-- Start --
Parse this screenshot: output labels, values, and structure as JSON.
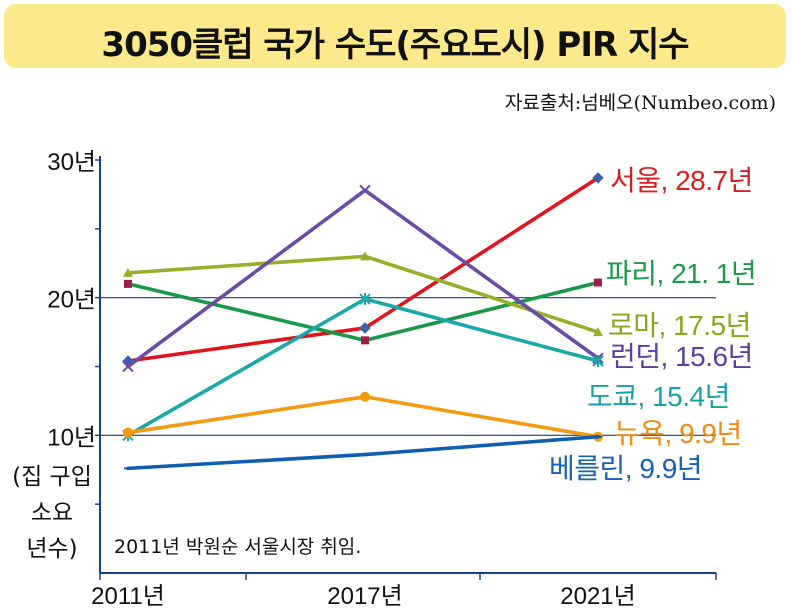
{
  "title": "3050클럽 국가 수도(주요도시) PIR 지수",
  "source": "자료출처:넘베오(Numbeo.com)",
  "note": "2011년 박원순 서울시장 취임.",
  "chart_data": {
    "type": "line",
    "x": [
      "2011년",
      "2017년",
      "2021년"
    ],
    "ylim": [
      0,
      30
    ],
    "yticks": [
      "10년",
      "20년",
      "30년"
    ],
    "ylabel": [
      "(집 구입",
      "소요",
      "년수)"
    ],
    "grid": "horizontal at 10 and 20",
    "series": [
      {
        "name": "서울",
        "label": "서울, 28.7년",
        "values": [
          15.4,
          17.8,
          28.7
        ],
        "color": "#e0141c",
        "marker": "diamond",
        "label_color": "#d42020"
      },
      {
        "name": "파리",
        "label": "파리, 21. 1년",
        "values": [
          21.0,
          16.9,
          21.1
        ],
        "color": "#1a9a48",
        "marker": "square",
        "label_color": "#1a9a48"
      },
      {
        "name": "로마",
        "label": "로마, 17.5년",
        "values": [
          21.8,
          23.0,
          17.5
        ],
        "color": "#9aad2a",
        "marker": "triangle",
        "label_color": "#8ea21e"
      },
      {
        "name": "런던",
        "label": "런던, 15.6년",
        "values": [
          15.0,
          27.8,
          15.6
        ],
        "color": "#6a4ca8",
        "marker": "x",
        "label_color": "#5b3f9c"
      },
      {
        "name": "도쿄",
        "label": "도쿄, 15.4년",
        "values": [
          10.0,
          19.9,
          15.4
        ],
        "color": "#1aa7a8",
        "marker": "star",
        "label_color": "#1aa0a8"
      },
      {
        "name": "뉴욕",
        "label": "뉴욕, 9.9년",
        "values": [
          10.2,
          12.8,
          9.9
        ],
        "color": "#f39a12",
        "marker": "circle",
        "label_color": "#f08a10"
      },
      {
        "name": "베를린",
        "label": "베를린, 9.9년",
        "values": [
          7.6,
          8.6,
          9.9
        ],
        "color": "#0f5fb0",
        "marker": "dash",
        "label_color": "#1660b8"
      }
    ]
  }
}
-- End --
• Problem to solve
Look above for every line with the word "name" and copy it.

• Solution to the exercise
        "name": "서울",
        "name": "파리",
        "name": "로마",
        "name": "런던",
        "name": "도쿄",
        "name": "뉴욕",
        "name": "베를린",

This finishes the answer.